# Problem requirements:
Pull out every line with the word "photo".

═════ Exercise inputs

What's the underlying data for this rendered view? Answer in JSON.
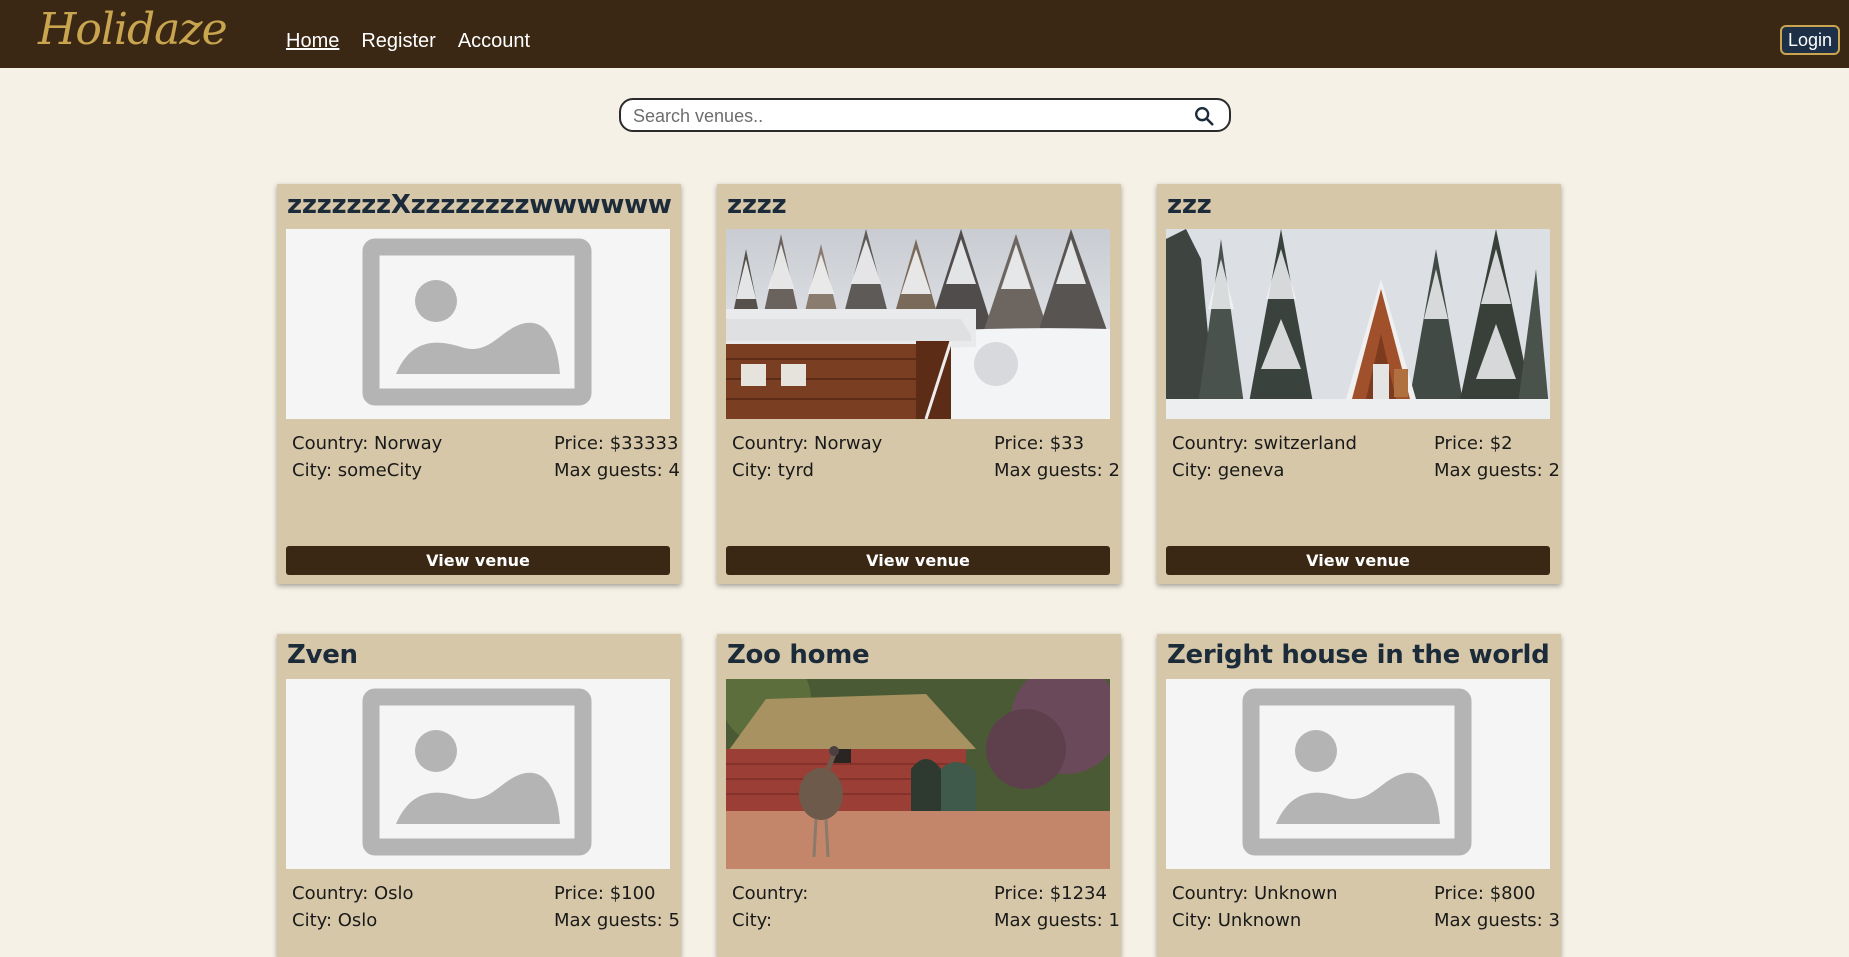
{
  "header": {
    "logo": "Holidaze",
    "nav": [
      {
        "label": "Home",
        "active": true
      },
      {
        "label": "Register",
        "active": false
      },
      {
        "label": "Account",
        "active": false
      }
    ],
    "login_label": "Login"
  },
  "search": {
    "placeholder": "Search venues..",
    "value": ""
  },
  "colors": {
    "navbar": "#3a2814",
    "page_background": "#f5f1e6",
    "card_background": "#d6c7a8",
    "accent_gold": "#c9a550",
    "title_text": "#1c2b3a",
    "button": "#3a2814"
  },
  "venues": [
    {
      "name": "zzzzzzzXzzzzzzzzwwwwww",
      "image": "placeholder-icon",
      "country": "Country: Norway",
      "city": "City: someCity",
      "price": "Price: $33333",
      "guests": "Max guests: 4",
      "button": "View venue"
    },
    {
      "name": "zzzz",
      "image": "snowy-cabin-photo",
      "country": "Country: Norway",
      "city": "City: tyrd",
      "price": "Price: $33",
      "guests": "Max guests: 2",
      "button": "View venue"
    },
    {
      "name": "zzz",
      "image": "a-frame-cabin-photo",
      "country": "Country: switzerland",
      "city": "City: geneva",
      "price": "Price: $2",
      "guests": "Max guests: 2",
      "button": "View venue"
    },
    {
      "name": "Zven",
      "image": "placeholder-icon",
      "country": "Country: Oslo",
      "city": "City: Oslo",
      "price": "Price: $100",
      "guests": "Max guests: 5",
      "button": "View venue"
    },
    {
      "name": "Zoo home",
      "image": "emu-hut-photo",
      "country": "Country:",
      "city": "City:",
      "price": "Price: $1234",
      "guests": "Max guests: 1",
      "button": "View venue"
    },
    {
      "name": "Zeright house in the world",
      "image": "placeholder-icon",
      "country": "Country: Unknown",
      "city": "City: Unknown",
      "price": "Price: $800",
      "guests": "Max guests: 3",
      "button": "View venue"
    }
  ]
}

══════════

# Exercise result:
      "image": "snowy-cabin-photo",
      "image": "a-frame-cabin-photo",
      "image": "emu-hut-photo",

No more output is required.